Set task.
Print the entries below word for word; the pictures stay out of your copy.

Task data.
_ _ _ _

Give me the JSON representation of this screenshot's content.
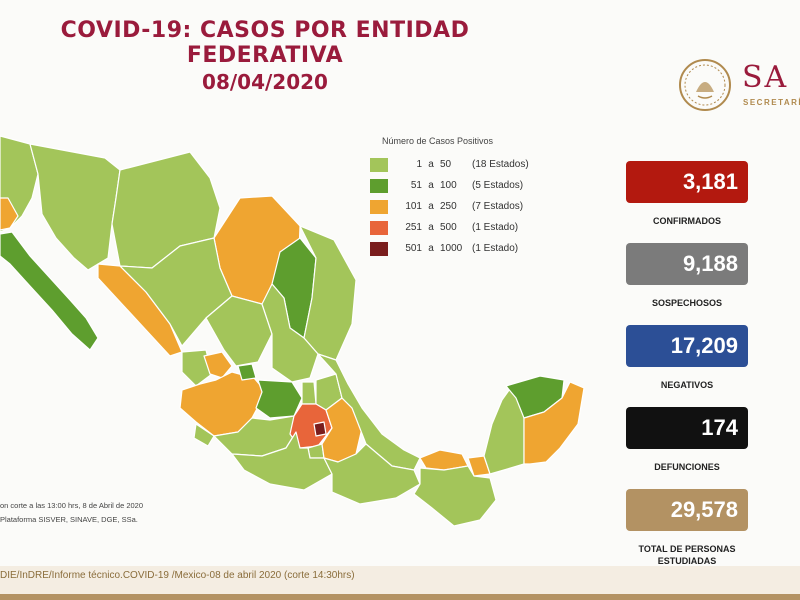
{
  "title": {
    "line1": "COVID-19: CASOS POR ENTIDAD FEDERATIVA",
    "line2": "08/04/2020"
  },
  "logo": {
    "text": "SA",
    "sub": "SECRETARÍ",
    "icon": "seal-icon"
  },
  "legend": {
    "title": "Número de Casos Positivos",
    "items": [
      {
        "min": "1",
        "sep": "a",
        "max": "50",
        "count": "(18 Estados)",
        "color": "#a3c55a"
      },
      {
        "min": "51",
        "sep": "a",
        "max": "100",
        "count": "(5 Estados)",
        "color": "#5e9e2e"
      },
      {
        "min": "101",
        "sep": "a",
        "max": "250",
        "count": "(7 Estados)",
        "color": "#efa531"
      },
      {
        "min": "251",
        "sep": "a",
        "max": "500",
        "count": "(1 Estado)",
        "color": "#e8653a"
      },
      {
        "min": "501",
        "sep": "a",
        "max": "1000",
        "count": "(1 Estado)",
        "color": "#7a1d1d"
      }
    ]
  },
  "stats": [
    {
      "value": "3,181",
      "label": "CONFIRMADOS",
      "color": "#b3190f"
    },
    {
      "value": "9,188",
      "label": "SOSPECHOSOS",
      "color": "#7b7b7b"
    },
    {
      "value": "17,209",
      "label": "NEGATIVOS",
      "color": "#2c4f96"
    },
    {
      "value": "174",
      "label": "DEFUNCIONES",
      "color": "#111111"
    },
    {
      "value": "29,578",
      "label": "TOTAL DE PERSONAS ESTUDIADAS",
      "color": "#b39263"
    }
  ],
  "note": {
    "line1": "on corte a las 13:00 hrs, 8 de Abril de 2020",
    "line2": "Plataforma SISVER, SINAVE, DGE, SSa."
  },
  "footer": {
    "text": "DIE/InDRE/Informe técnico.COVID-19 /Mexico-08 de abril 2020 (corte 14:30hrs)"
  }
}
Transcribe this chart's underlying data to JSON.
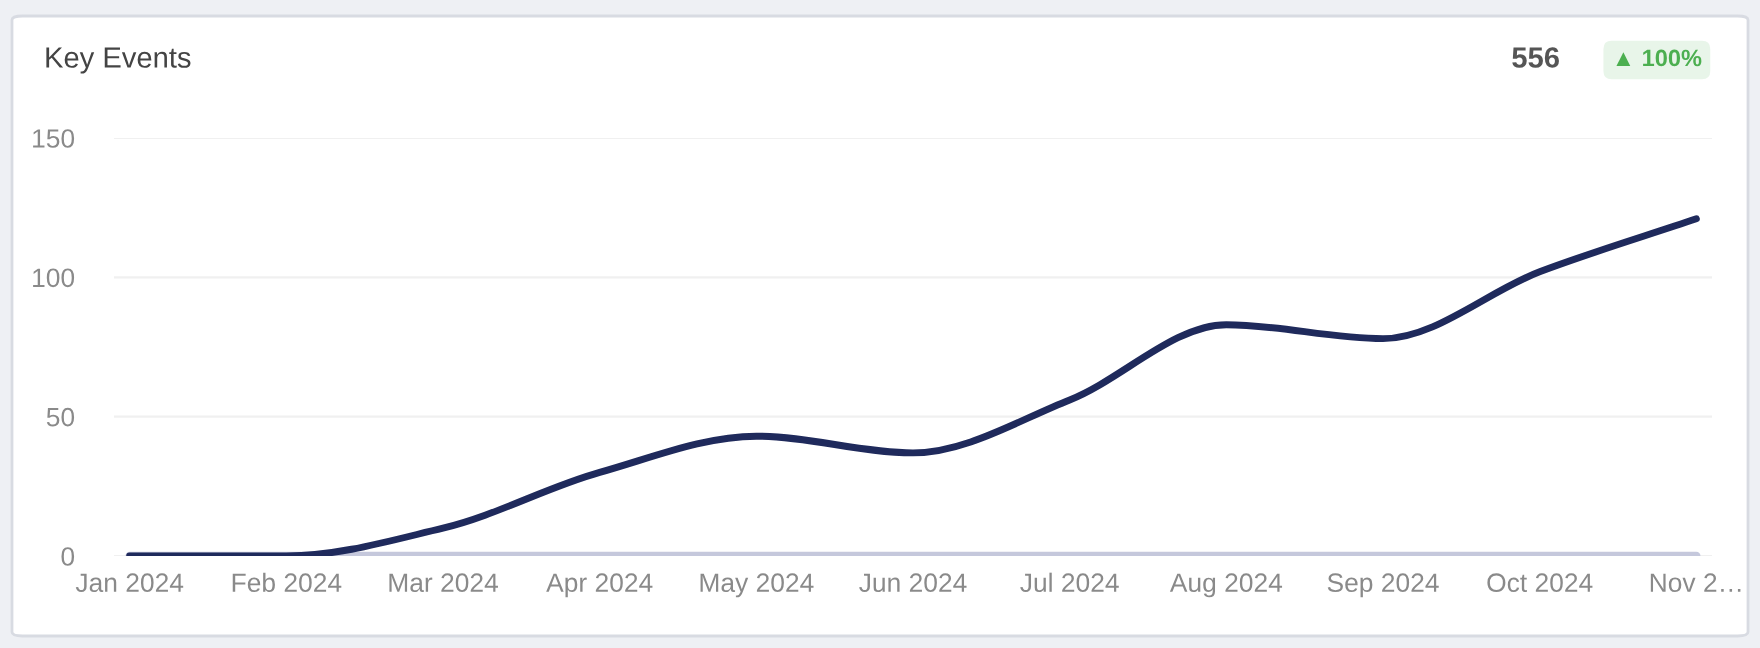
{
  "chart_data": {
    "type": "line",
    "title": "Key Events",
    "categories": [
      "Jan 2024",
      "Feb 2024",
      "Mar 2024",
      "Apr 2024",
      "May 2024",
      "Jun 2024",
      "Jul 2024",
      "Aug 2024",
      "Sep 2024",
      "Oct 2024",
      "Nov 2…"
    ],
    "series": [
      {
        "color": "#c5c8dc",
        "values": [
          0,
          0,
          0,
          0,
          0,
          0,
          0,
          0,
          0,
          0,
          0
        ]
      },
      {
        "color": "#1f2a5c",
        "values": [
          0,
          0,
          10,
          30,
          43,
          37,
          56,
          83,
          78,
          102,
          121
        ]
      }
    ],
    "ylim": [
      0,
      150
    ],
    "yticks": [
      0,
      50,
      100,
      150
    ],
    "grid": "y",
    "marker": "none",
    "line_style": "solid",
    "annotations": [
      "556",
      "▲ 100%"
    ]
  }
}
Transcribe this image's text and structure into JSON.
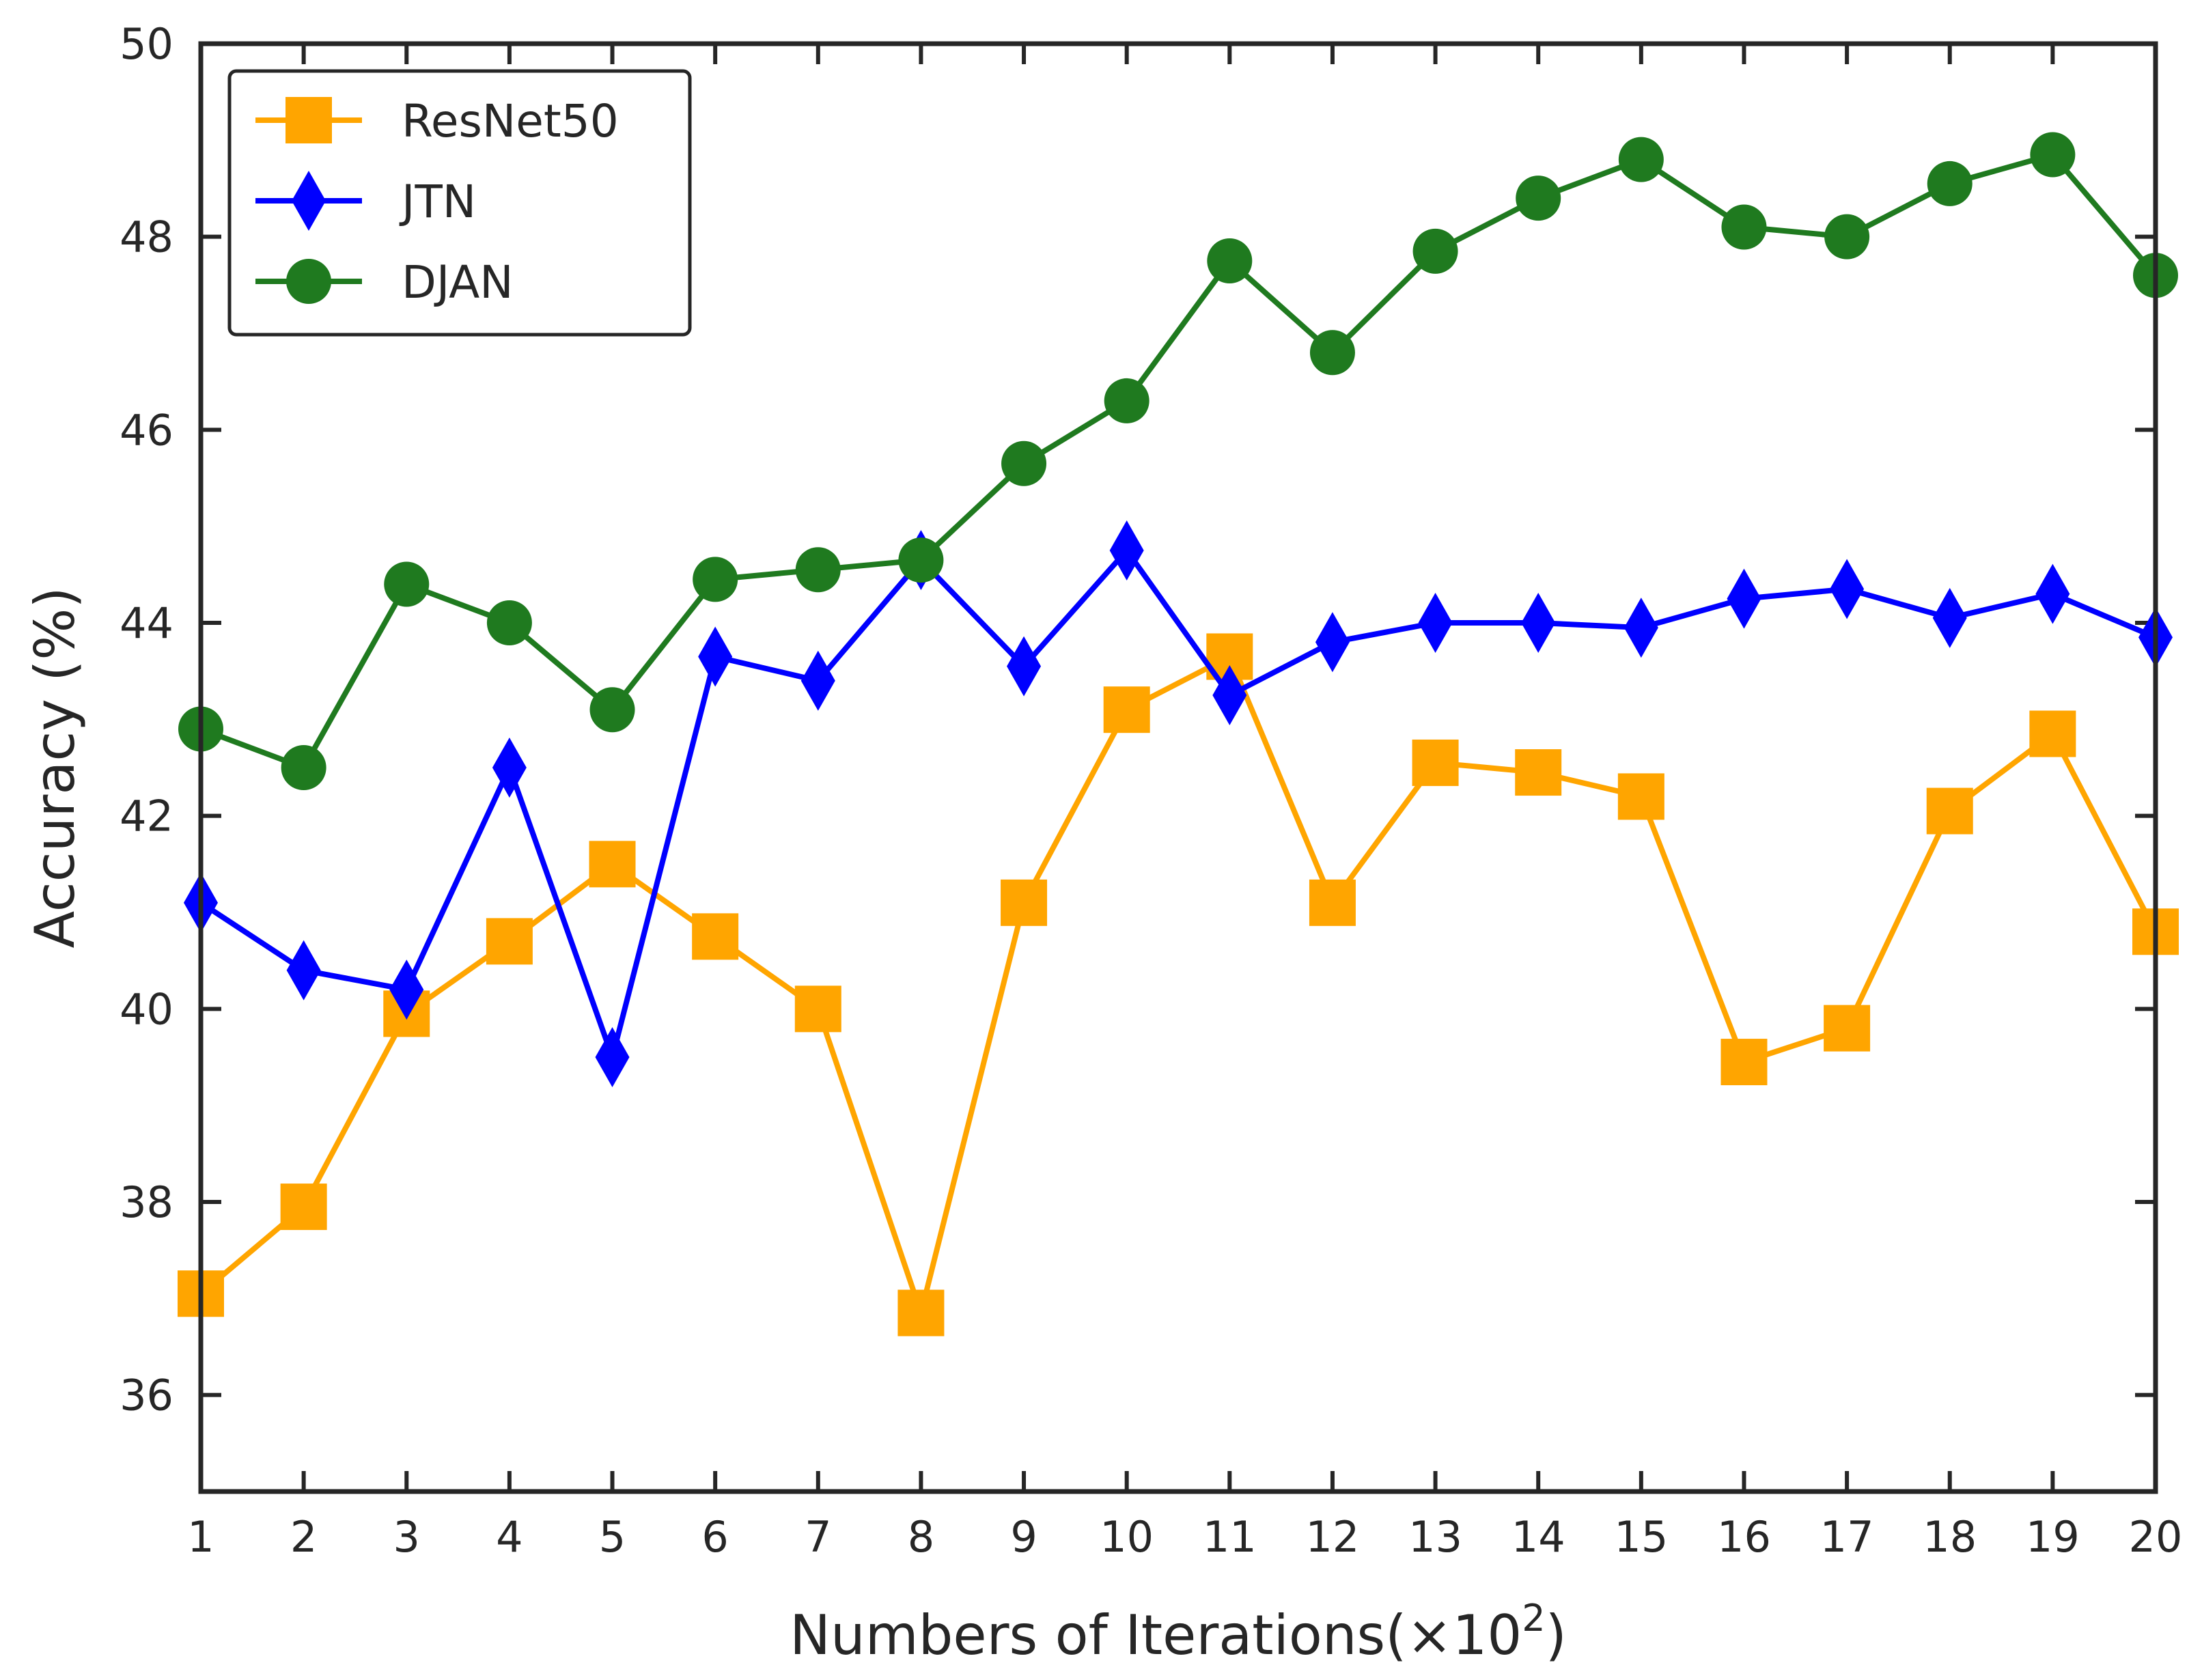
{
  "chart_data": {
    "type": "line",
    "title": "",
    "xlabel": "Numbers of Iterations(×10",
    "xlabel_sup": "2",
    "xlabel_close": ")",
    "ylabel": "Accuracy (%)",
    "xlim": [
      1,
      20
    ],
    "ylim": [
      35,
      50
    ],
    "x": [
      1,
      2,
      3,
      4,
      5,
      6,
      7,
      8,
      9,
      10,
      11,
      12,
      13,
      14,
      15,
      16,
      17,
      18,
      19,
      20
    ],
    "xticks": [
      "1",
      "2",
      "3",
      "4",
      "5",
      "6",
      "7",
      "8",
      "9",
      "10",
      "11",
      "12",
      "13",
      "14",
      "15",
      "16",
      "17",
      "18",
      "19",
      "20"
    ],
    "yticks": [
      36,
      38,
      40,
      42,
      44,
      46,
      48,
      50
    ],
    "grid": false,
    "legend_position": "top-left",
    "series": [
      {
        "name": "ResNet50",
        "color": "#ffa500",
        "marker": "square",
        "values": [
          37.05,
          37.95,
          39.95,
          40.7,
          41.5,
          40.75,
          40.0,
          36.85,
          41.1,
          43.1,
          43.65,
          41.1,
          42.55,
          42.45,
          42.2,
          39.45,
          39.8,
          42.05,
          42.85,
          40.8
        ]
      },
      {
        "name": "JTN",
        "color": "#0000ff",
        "marker": "diamond",
        "values": [
          41.1,
          40.4,
          40.2,
          42.5,
          39.5,
          43.65,
          43.4,
          44.65,
          43.55,
          44.75,
          43.25,
          43.8,
          44.0,
          44.0,
          43.95,
          44.25,
          44.35,
          44.05,
          44.3,
          43.85
        ]
      },
      {
        "name": "DJAN",
        "color": "#1f7a1f",
        "marker": "circle",
        "values": [
          42.9,
          42.5,
          44.4,
          44.0,
          43.1,
          44.45,
          44.55,
          44.65,
          45.65,
          46.3,
          47.75,
          46.8,
          47.85,
          48.4,
          48.8,
          48.1,
          48.0,
          48.55,
          48.85,
          47.6
        ]
      }
    ]
  }
}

_ _ _ _

Solution to this exercise.
Give me the JSON representation of this screenshot's content.
{
  "title": {
    "line1": "COVID-19: CASOS POR ENTIDAD FEDERATIVA",
    "line2": "08/04/2020"
  },
  "logo": {
    "text": "SA",
    "sub": "SECRETARÍ",
    "icon": "seal-icon"
  },
  "legend": {
    "title": "Número de Casos Positivos",
    "items": [
      {
        "min": "1",
        "sep": "a",
        "max": "50",
        "count": "(18 Estados)",
        "color": "#a3c55a"
      },
      {
        "min": "51",
        "sep": "a",
        "max": "100",
        "count": "(5 Estados)",
        "color": "#5e9e2e"
      },
      {
        "min": "101",
        "sep": "a",
        "max": "250",
        "count": "(7 Estados)",
        "color": "#efa531"
      },
      {
        "min": "251",
        "sep": "a",
        "max": "500",
        "count": "(1 Estado)",
        "color": "#e8653a"
      },
      {
        "min": "501",
        "sep": "a",
        "max": "1000",
        "count": "(1 Estado)",
        "color": "#7a1d1d"
      }
    ]
  },
  "stats": [
    {
      "value": "3,181",
      "label": "CONFIRMADOS",
      "color": "#b3190f"
    },
    {
      "value": "9,188",
      "label": "SOSPECHOSOS",
      "color": "#7b7b7b"
    },
    {
      "value": "17,209",
      "label": "NEGATIVOS",
      "color": "#2c4f96"
    },
    {
      "value": "174",
      "label": "DEFUNCIONES",
      "color": "#111111"
    },
    {
      "value": "29,578",
      "label": "TOTAL DE PERSONAS ESTUDIADAS",
      "color": "#b39263"
    }
  ],
  "note": {
    "line1": "on corte a las 13:00 hrs, 8 de Abril de 2020",
    "line2": "Plataforma SISVER, SINAVE, DGE, SSa."
  },
  "footer": {
    "text": "DIE/InDRE/Informe técnico.COVID-19 /Mexico-08 de abril 2020 (corte 14:30hrs)"
  }
}
Transcribe this chart's underlying data to JSON.
{
  "chart_data": {
    "type": "line",
    "title": "Key Events",
    "categories": [
      "Jan 2024",
      "Feb 2024",
      "Mar 2024",
      "Apr 2024",
      "May 2024",
      "Jun 2024",
      "Jul 2024",
      "Aug 2024",
      "Sep 2024",
      "Oct 2024",
      "Nov 2…"
    ],
    "series": [
      {
        "color": "#c5c8dc",
        "values": [
          0,
          0,
          0,
          0,
          0,
          0,
          0,
          0,
          0,
          0,
          0
        ]
      },
      {
        "color": "#1f2a5c",
        "values": [
          0,
          0,
          10,
          30,
          43,
          37,
          56,
          83,
          78,
          102,
          121
        ]
      }
    ],
    "ylim": [
      0,
      150
    ],
    "yticks": [
      0,
      50,
      100,
      150
    ],
    "grid": "y",
    "marker": "none",
    "line_style": "solid",
    "annotations": [
      "556",
      "▲ 100%"
    ]
  }
}
Transcribe this image's text and structure into JSON.
{
  "chart_data": {
    "type": "line",
    "title": "",
    "xlabel": "Numbers of Iterations(×10",
    "xlabel_sup": "2",
    "xlabel_close": ")",
    "ylabel": "Accuracy (%)",
    "xlim": [
      1,
      20
    ],
    "ylim": [
      35,
      50
    ],
    "x": [
      1,
      2,
      3,
      4,
      5,
      6,
      7,
      8,
      9,
      10,
      11,
      12,
      13,
      14,
      15,
      16,
      17,
      18,
      19,
      20
    ],
    "xticks": [
      "1",
      "2",
      "3",
      "4",
      "5",
      "6",
      "7",
      "8",
      "9",
      "10",
      "11",
      "12",
      "13",
      "14",
      "15",
      "16",
      "17",
      "18",
      "19",
      "20"
    ],
    "yticks": [
      36,
      38,
      40,
      42,
      44,
      46,
      48,
      50
    ],
    "grid": false,
    "legend_position": "top-left",
    "series": [
      {
        "name": "ResNet50",
        "color": "#ffa500",
        "marker": "square",
        "values": [
          37.05,
          37.95,
          39.95,
          40.7,
          41.5,
          40.75,
          40.0,
          36.85,
          41.1,
          43.1,
          43.65,
          41.1,
          42.55,
          42.45,
          42.2,
          39.45,
          39.8,
          42.05,
          42.85,
          40.8
        ]
      },
      {
        "name": "JTN",
        "color": "#0000ff",
        "marker": "diamond",
        "values": [
          41.1,
          40.4,
          40.2,
          42.5,
          39.5,
          43.65,
          43.4,
          44.65,
          43.55,
          44.75,
          43.25,
          43.8,
          44.0,
          44.0,
          43.95,
          44.25,
          44.35,
          44.05,
          44.3,
          43.85
        ]
      },
      {
        "name": "DJAN",
        "color": "#1f7a1f",
        "marker": "circle",
        "values": [
          42.9,
          42.5,
          44.4,
          44.0,
          43.1,
          44.45,
          44.55,
          44.65,
          45.65,
          46.3,
          47.75,
          46.8,
          47.85,
          48.4,
          48.8,
          48.1,
          48.0,
          48.55,
          48.85,
          47.6
        ]
      }
    ]
  }
}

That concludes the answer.